### DATASET EXTRACT

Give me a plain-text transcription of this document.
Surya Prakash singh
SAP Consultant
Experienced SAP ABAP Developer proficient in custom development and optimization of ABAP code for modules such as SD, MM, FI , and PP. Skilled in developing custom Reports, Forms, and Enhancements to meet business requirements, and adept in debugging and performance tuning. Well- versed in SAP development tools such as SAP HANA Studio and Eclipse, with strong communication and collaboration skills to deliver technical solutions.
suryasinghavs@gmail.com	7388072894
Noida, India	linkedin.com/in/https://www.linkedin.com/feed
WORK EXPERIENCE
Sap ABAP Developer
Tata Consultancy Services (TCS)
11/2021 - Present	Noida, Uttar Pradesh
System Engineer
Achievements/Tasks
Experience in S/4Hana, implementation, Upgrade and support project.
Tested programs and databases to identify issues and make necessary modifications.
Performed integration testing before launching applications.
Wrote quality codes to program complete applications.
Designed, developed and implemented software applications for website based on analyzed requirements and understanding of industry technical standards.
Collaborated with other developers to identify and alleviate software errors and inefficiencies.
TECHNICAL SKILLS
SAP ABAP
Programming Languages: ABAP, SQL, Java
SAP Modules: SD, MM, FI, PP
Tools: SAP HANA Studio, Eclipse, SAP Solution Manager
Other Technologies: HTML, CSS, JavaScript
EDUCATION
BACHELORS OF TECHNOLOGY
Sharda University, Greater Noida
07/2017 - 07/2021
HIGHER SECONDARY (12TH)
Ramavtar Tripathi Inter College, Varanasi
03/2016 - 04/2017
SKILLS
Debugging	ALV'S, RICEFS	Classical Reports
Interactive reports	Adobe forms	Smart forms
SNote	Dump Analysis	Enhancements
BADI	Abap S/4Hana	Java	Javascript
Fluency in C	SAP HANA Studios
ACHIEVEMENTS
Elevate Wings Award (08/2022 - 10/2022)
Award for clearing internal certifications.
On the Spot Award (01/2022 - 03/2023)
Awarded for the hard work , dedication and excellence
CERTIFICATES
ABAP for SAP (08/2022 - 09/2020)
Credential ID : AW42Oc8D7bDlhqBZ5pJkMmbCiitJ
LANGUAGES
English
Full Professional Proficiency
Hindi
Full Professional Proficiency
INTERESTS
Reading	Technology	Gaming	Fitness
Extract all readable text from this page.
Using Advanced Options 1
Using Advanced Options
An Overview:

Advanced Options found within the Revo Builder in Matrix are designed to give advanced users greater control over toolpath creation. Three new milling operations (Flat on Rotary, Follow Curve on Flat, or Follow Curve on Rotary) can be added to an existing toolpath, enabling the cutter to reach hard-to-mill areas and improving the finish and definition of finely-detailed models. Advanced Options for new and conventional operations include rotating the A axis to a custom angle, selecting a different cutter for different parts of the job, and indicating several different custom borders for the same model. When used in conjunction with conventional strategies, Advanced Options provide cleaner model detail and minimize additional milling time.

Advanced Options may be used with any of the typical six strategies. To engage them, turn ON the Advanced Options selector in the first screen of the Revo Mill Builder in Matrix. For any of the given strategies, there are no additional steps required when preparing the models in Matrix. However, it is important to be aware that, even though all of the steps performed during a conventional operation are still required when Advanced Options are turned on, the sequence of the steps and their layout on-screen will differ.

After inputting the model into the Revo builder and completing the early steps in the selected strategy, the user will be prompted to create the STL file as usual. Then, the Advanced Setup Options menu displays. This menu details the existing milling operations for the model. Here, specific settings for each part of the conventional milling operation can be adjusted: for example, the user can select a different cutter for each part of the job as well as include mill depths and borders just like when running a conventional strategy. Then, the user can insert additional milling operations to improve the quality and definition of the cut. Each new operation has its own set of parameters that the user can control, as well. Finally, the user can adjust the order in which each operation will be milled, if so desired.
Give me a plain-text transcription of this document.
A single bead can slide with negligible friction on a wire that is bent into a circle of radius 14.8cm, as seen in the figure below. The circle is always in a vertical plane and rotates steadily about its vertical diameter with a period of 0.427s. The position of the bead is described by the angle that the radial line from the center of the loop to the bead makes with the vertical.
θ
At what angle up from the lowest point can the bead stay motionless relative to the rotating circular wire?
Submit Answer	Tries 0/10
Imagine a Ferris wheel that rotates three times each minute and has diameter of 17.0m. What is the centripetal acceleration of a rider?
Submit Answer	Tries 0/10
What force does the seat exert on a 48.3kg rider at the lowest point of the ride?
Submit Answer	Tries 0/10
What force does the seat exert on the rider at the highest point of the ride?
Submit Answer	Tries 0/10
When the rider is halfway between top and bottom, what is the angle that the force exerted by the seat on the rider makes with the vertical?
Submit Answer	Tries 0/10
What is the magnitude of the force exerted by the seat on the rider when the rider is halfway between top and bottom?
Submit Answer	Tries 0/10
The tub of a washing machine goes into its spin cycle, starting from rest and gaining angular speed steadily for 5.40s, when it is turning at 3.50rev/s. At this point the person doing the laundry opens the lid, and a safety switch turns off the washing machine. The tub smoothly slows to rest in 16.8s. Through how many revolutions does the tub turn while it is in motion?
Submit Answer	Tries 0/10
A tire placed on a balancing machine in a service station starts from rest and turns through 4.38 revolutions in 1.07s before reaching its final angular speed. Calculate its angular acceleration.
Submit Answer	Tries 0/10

### TASK REQUIREMENTS
Which lines include the word "Enhancements"? List them all.

### TASK OUTPUT
Experienced SAP ABAP Developer proficient in custom development and optimization of ABAP code for modules such as SD, MM, FI , and PP. Skilled in developing custom Reports, Forms, and Enhancements to meet business requirements, and adept in debugging and performance tuning. Well- versed in SAP development tools such as SAP HANA Studio and Eclipse, with strong communication and collaboration skills to deliver technical solutions.
SNote	Dump Analysis	Enhancements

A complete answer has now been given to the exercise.